■ **What is expected**: Copy out each line of the material below that holds the string "xlabel".

## Start Listed records

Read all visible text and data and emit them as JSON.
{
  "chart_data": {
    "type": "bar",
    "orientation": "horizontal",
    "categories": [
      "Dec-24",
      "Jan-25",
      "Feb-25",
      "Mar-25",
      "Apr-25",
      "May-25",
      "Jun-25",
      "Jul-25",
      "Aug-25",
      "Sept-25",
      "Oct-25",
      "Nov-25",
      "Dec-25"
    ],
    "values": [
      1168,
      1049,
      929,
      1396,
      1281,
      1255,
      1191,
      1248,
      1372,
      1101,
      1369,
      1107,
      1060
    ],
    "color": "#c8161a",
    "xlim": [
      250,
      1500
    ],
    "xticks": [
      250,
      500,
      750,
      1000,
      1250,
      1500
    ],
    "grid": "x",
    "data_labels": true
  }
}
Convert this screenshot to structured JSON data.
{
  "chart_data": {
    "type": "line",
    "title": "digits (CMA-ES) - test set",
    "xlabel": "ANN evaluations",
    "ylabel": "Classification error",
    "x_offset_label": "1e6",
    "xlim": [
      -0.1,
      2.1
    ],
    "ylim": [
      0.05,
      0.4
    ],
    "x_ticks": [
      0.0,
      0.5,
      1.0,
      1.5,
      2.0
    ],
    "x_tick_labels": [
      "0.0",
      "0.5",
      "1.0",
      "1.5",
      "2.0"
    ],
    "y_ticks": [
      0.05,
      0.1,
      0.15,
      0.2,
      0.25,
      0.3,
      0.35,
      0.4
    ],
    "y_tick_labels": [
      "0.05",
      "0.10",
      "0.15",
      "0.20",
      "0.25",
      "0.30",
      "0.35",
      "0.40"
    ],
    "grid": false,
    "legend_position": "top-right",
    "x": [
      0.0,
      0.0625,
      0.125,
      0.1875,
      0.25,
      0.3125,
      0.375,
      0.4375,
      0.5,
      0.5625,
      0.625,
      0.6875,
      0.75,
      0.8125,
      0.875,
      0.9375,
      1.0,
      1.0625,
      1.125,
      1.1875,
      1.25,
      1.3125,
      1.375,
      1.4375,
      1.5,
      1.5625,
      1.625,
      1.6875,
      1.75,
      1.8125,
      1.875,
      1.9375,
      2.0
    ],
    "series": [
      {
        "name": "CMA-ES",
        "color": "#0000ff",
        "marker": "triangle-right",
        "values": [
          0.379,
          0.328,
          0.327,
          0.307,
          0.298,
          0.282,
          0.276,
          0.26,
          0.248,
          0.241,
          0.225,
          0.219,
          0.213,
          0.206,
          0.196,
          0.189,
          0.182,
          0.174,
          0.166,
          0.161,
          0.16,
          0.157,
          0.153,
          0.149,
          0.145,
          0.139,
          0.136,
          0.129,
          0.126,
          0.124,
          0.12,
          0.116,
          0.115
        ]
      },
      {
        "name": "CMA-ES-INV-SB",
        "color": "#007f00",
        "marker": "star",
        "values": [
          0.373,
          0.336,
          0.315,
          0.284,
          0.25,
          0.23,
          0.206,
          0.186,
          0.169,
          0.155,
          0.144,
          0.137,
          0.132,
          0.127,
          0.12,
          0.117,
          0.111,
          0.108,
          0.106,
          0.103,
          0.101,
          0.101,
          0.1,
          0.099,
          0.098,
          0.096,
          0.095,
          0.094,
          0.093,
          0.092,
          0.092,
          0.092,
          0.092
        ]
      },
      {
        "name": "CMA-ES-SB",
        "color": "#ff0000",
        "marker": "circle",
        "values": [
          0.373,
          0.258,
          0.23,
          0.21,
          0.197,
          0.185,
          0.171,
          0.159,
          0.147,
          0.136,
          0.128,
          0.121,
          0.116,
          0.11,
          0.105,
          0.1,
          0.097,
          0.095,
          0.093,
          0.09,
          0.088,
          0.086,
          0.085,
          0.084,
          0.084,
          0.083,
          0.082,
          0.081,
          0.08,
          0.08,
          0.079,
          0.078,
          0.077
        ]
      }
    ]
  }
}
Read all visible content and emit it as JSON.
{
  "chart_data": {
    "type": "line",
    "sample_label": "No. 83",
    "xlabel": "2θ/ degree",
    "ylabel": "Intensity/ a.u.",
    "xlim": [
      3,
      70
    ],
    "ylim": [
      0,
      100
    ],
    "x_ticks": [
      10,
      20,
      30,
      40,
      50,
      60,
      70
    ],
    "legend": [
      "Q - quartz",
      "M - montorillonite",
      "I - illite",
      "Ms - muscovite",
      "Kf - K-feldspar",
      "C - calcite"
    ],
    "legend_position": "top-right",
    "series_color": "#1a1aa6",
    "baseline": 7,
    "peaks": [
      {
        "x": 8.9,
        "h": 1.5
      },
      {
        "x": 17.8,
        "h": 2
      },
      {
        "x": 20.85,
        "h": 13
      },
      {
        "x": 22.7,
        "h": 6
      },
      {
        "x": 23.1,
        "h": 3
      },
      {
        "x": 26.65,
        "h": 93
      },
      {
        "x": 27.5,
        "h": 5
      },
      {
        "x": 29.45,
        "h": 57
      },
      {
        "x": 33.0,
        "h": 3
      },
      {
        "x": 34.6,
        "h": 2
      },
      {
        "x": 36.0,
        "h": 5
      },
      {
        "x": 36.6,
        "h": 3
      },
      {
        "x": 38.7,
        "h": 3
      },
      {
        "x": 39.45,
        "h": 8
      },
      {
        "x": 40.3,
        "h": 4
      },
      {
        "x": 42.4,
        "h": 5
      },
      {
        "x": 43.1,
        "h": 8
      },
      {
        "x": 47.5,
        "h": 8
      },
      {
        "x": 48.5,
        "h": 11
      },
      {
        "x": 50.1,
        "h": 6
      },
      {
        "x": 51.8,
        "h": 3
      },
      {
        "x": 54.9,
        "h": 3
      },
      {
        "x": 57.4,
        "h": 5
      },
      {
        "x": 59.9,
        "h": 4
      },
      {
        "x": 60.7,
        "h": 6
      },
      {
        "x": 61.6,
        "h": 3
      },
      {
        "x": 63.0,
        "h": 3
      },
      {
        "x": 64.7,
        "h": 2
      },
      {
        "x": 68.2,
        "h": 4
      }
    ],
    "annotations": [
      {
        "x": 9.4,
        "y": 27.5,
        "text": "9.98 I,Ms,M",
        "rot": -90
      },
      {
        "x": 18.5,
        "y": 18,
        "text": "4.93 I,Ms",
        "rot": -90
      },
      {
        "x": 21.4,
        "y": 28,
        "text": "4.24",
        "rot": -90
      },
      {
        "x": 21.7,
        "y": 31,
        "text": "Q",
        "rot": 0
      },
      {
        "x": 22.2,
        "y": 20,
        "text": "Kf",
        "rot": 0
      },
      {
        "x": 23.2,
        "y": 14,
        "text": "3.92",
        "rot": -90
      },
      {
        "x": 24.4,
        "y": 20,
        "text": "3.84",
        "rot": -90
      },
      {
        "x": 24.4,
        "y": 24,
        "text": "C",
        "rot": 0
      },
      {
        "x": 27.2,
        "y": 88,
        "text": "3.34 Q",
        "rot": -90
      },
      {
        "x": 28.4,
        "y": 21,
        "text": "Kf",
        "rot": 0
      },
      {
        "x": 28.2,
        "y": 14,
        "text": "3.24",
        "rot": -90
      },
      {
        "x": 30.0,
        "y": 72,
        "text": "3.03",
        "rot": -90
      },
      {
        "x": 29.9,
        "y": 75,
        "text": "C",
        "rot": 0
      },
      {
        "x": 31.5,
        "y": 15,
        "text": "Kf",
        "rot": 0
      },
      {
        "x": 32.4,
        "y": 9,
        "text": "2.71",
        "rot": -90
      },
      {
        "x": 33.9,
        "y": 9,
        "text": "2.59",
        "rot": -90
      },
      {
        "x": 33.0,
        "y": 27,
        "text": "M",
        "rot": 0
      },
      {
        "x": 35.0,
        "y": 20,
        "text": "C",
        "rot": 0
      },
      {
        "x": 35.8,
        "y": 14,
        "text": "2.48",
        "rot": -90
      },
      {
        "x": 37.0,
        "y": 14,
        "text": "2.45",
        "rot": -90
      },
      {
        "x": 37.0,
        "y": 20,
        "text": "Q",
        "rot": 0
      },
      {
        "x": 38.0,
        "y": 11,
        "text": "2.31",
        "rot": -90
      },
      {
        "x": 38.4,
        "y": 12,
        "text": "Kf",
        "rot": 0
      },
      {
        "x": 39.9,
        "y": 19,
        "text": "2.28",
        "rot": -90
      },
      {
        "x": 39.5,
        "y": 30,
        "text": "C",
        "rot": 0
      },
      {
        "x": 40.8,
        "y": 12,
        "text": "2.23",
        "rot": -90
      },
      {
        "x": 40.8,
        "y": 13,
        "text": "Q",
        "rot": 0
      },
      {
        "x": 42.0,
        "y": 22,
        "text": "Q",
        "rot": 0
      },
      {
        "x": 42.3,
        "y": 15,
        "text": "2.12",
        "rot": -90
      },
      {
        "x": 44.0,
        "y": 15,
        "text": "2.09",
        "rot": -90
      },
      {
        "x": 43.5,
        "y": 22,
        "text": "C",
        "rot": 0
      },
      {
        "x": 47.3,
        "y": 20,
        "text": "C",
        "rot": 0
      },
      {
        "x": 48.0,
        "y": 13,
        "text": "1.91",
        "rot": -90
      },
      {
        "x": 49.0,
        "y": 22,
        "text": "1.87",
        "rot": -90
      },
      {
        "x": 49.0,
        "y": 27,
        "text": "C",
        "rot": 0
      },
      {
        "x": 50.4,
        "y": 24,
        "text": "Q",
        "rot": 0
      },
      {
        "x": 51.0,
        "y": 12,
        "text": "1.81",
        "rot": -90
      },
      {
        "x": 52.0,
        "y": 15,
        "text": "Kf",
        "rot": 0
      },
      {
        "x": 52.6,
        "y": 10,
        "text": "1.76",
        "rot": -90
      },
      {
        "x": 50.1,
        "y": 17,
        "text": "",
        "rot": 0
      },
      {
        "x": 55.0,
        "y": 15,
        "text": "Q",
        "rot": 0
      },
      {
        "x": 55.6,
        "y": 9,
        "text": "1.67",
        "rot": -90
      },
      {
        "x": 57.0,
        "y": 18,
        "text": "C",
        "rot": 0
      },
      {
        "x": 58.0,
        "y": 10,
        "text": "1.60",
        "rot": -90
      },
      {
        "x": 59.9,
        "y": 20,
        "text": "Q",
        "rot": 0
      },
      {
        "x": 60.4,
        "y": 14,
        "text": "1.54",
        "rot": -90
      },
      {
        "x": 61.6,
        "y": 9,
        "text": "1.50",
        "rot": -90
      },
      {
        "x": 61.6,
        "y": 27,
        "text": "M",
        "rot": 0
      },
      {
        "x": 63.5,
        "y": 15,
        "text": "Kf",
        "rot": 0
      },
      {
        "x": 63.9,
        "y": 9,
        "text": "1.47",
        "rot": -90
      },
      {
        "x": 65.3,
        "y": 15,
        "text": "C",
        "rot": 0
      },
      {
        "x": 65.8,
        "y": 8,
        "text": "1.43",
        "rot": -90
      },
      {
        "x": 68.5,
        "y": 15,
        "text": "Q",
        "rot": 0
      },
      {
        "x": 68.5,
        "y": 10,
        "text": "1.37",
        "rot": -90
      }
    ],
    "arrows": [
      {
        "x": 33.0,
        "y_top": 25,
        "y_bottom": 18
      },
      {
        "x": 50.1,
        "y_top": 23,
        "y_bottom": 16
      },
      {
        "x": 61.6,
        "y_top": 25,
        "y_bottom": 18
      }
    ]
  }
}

## End Listed records

■ **Task output**:
    "xlabel": "ANN evaluations",
    "xlabel": "2θ/ degree",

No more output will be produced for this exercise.